» REQUEST
Copy each line in which the string "إنها" occurs.

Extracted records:
>> Start
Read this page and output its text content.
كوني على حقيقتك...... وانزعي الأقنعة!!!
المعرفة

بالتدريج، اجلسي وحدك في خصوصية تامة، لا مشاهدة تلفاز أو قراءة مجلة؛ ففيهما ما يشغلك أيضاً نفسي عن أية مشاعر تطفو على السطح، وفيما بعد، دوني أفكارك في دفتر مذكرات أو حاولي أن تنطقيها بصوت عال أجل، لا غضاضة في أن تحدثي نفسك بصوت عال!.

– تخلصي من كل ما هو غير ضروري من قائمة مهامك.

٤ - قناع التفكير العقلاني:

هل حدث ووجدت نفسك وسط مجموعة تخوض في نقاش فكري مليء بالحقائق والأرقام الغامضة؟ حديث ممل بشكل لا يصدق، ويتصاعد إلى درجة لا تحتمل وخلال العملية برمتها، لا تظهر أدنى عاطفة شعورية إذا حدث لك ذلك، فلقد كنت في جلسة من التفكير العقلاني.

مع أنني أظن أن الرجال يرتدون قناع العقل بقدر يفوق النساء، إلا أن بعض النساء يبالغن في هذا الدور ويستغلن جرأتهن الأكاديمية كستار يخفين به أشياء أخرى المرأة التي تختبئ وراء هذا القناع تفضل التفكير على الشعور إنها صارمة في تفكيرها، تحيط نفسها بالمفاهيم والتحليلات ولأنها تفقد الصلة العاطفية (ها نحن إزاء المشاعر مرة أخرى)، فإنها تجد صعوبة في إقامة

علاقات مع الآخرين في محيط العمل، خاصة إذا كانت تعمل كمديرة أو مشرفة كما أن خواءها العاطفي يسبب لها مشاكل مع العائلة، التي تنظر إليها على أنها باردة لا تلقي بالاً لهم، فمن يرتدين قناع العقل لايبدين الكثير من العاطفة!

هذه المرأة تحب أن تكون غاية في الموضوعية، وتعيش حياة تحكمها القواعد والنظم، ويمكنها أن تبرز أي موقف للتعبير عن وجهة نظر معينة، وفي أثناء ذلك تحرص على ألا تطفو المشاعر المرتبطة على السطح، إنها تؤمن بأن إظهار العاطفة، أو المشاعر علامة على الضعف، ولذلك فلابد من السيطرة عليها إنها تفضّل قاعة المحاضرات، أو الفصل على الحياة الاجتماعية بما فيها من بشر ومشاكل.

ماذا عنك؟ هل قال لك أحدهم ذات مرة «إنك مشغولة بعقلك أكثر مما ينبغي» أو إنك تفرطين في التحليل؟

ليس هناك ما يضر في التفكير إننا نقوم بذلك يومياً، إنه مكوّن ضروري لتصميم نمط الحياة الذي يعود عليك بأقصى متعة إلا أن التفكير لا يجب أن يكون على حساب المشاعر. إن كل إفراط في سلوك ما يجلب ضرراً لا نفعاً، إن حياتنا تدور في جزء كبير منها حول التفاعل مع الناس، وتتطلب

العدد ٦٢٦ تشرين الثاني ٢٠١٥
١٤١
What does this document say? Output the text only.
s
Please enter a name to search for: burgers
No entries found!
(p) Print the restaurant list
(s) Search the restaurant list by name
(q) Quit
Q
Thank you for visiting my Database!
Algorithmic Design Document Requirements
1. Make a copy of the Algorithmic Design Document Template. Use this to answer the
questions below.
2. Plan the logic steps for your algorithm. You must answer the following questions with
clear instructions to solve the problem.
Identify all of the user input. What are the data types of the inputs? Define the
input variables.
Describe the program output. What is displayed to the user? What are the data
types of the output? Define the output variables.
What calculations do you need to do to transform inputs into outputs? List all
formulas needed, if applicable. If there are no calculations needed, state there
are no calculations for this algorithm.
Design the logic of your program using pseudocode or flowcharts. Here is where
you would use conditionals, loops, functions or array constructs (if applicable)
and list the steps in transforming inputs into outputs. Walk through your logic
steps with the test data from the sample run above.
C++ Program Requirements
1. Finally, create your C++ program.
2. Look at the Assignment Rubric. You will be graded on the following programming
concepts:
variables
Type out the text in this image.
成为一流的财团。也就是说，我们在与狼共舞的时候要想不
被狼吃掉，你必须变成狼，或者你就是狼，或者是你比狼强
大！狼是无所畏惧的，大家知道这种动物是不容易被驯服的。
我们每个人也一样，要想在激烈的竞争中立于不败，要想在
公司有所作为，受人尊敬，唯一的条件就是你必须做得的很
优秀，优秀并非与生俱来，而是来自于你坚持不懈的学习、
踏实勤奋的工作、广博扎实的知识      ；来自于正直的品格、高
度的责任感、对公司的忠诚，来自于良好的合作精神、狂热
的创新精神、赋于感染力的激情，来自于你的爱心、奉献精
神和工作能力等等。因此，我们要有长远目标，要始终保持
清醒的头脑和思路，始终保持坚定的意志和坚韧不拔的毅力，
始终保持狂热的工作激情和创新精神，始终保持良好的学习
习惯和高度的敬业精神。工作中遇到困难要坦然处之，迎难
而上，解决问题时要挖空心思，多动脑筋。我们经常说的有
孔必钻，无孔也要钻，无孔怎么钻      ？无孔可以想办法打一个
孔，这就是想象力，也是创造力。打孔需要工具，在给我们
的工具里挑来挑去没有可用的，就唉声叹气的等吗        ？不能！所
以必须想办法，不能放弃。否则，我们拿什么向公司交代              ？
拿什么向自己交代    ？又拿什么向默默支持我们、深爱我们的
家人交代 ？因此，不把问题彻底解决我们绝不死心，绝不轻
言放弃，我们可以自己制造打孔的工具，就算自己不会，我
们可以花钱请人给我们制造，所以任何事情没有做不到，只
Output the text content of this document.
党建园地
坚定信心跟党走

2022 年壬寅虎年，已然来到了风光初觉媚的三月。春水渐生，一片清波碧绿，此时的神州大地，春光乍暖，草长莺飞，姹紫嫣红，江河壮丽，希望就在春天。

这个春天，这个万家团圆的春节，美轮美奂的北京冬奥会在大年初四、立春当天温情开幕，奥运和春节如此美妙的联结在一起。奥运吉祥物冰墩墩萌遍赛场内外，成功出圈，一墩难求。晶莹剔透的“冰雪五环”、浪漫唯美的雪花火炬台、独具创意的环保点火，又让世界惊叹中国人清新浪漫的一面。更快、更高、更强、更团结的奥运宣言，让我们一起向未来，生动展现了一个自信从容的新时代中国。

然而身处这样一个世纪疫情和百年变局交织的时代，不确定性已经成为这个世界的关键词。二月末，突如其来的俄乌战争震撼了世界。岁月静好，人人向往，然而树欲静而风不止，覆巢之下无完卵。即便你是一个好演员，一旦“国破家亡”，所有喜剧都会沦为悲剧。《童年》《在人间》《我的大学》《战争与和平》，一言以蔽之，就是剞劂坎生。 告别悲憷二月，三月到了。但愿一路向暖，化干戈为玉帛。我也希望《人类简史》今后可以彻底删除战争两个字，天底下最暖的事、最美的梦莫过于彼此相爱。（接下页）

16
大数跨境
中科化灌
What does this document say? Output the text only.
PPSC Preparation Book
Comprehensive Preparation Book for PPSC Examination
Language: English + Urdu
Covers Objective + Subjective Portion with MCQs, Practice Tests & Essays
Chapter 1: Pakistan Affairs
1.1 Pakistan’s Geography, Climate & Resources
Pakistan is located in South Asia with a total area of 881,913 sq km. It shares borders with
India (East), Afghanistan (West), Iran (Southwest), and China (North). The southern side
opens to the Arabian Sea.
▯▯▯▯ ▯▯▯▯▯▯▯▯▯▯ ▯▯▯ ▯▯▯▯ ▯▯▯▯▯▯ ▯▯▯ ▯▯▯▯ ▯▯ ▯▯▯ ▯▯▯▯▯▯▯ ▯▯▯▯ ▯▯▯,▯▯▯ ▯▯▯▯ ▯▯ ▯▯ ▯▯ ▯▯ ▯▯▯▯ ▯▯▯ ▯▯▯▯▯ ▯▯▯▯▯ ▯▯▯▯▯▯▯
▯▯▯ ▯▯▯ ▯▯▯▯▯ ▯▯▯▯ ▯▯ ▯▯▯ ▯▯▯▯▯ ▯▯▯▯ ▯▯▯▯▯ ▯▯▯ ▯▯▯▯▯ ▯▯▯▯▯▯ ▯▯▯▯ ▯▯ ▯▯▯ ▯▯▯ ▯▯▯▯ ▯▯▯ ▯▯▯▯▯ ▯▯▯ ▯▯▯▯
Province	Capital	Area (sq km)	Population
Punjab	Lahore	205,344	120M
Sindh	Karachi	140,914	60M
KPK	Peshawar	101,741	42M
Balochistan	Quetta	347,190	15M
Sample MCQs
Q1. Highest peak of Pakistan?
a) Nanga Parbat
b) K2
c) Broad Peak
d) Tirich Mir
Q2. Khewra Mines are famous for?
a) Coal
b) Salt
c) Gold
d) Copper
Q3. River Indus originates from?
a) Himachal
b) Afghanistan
>> End
» OUTPUT OF THE EXERCISE
مع أنني أظن أن الرجال يرتدون قناع العقل بقدر يفوق النساء، إلا أن بعض النساء يبالغن في هذا الدور ويستغلن جرأتهن الأكاديمية كستار يخفين به أشياء أخرى المرأة التي تختبئ وراء هذا القناع تفضل التفكير على الشعور إنها صارمة في تفكيرها، تحيط نفسها بالمفاهيم والتحليلات ولأنها تفقد الصلة العاطفية (ها نحن إزاء المشاعر مرة أخرى)، فإنها تجد صعوبة في إقامة
هذه المرأة تحب أن تكون غاية في الموضوعية، وتعيش حياة تحكمها القواعد والنظم، ويمكنها أن تبرز أي موقف للتعبير عن وجهة نظر معينة، وفي أثناء ذلك تحرص على ألا تطفو المشاعر المرتبطة على السطح، إنها تؤمن بأن إظهار العاطفة، أو المشاعر علامة على الضعف، ولذلك فلابد من السيطرة عليها إنها تفضّل قاعة المحاضرات، أو الفصل على الحياة الاجتماعية بما فيها من بشر ومشاكل.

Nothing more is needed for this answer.